• What this task involves: Go through the material below, count the lines with the word "text", and reply with the count alone.

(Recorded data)
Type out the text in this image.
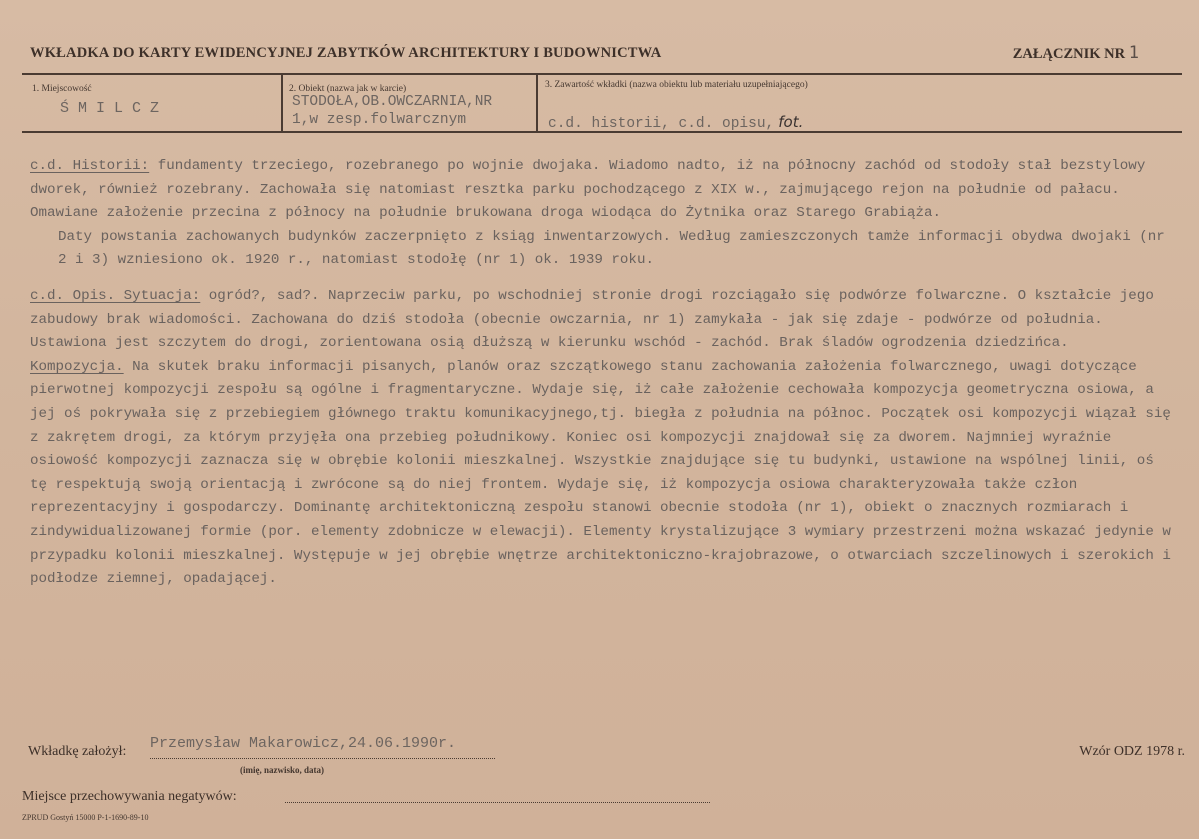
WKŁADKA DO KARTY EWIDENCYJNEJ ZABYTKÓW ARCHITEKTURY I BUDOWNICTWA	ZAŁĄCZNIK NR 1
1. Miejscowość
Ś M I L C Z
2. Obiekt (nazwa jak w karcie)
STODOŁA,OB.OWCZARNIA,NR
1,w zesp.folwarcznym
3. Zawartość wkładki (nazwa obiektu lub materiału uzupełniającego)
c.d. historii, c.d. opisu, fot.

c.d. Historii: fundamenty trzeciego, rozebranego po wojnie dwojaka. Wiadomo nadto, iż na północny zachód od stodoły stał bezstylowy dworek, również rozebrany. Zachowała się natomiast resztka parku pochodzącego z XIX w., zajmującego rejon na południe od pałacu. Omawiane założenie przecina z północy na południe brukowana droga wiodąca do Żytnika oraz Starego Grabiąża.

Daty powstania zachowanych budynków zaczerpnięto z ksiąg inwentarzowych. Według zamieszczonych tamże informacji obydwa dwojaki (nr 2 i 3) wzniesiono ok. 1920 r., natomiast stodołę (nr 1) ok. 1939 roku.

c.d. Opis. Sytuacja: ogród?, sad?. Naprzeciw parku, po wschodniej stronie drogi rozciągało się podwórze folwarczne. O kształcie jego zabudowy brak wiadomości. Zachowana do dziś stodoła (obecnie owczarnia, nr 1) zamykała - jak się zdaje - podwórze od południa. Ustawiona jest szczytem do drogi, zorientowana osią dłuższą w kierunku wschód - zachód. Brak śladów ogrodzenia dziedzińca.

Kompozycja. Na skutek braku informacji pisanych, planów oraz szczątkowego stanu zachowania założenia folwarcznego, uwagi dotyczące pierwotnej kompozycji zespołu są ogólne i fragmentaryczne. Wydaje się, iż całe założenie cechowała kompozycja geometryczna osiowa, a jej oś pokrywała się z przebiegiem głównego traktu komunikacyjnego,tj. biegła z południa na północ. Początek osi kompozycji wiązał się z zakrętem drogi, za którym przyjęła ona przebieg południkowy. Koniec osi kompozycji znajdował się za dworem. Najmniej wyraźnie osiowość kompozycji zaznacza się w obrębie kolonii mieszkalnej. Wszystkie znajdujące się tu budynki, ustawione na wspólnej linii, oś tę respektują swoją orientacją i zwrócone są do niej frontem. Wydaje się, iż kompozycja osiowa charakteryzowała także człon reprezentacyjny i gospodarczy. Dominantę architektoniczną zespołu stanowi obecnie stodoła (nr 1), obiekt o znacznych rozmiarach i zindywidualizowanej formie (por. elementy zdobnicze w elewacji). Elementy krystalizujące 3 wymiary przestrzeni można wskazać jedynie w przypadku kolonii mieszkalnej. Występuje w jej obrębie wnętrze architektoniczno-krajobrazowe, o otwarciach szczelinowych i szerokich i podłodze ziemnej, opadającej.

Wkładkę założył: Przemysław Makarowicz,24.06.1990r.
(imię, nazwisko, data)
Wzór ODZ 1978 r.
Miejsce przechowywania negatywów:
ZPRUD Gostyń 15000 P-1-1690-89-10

--

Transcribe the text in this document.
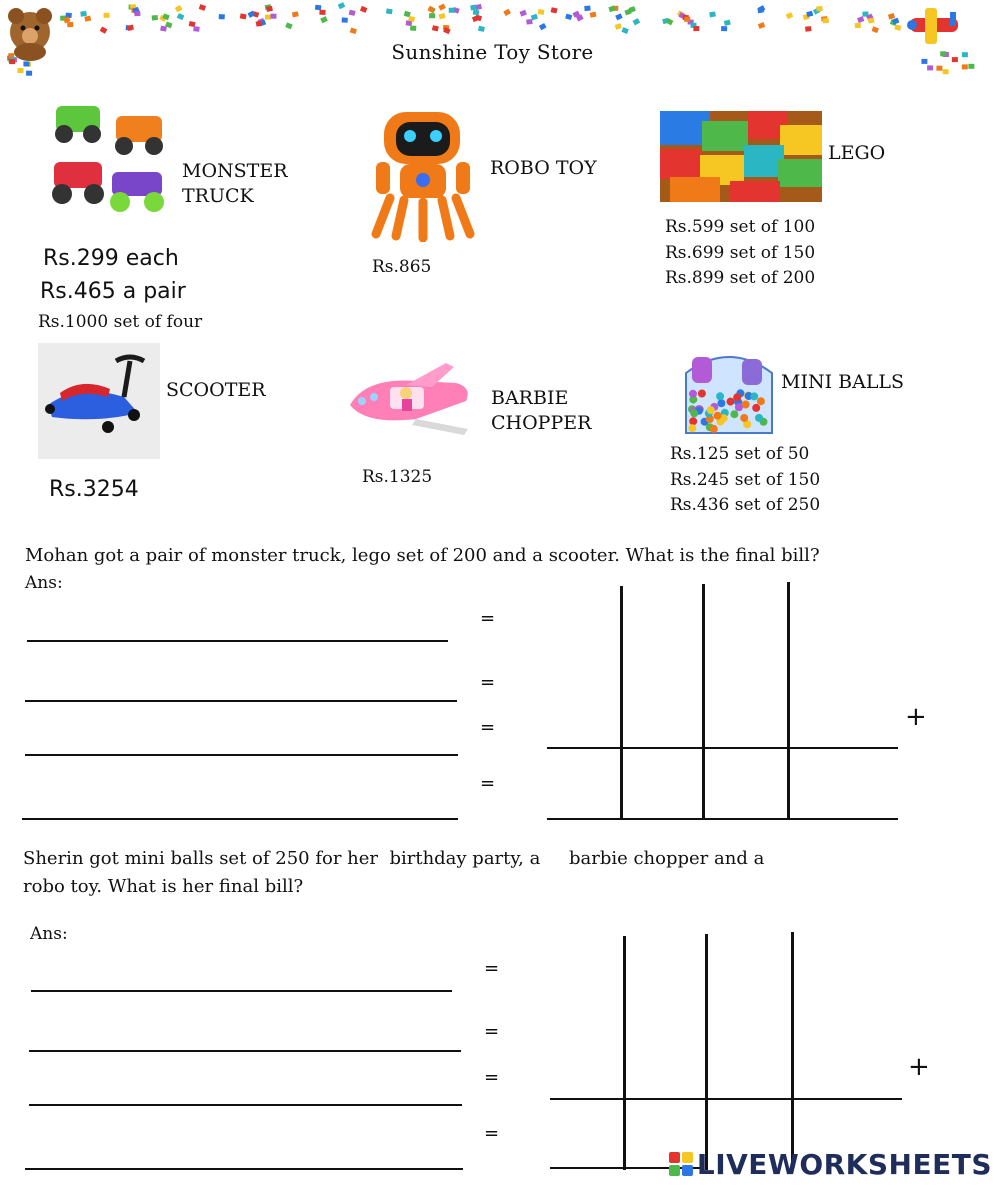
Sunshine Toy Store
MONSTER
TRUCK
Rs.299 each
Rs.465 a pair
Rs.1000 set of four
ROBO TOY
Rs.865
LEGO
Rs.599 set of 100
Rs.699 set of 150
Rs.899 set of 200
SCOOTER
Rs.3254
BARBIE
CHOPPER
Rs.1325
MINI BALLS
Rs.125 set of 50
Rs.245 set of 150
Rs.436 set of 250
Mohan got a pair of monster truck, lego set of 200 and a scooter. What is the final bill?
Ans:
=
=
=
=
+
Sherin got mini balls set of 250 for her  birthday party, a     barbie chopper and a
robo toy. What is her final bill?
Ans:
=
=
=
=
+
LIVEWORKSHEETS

• The output: 2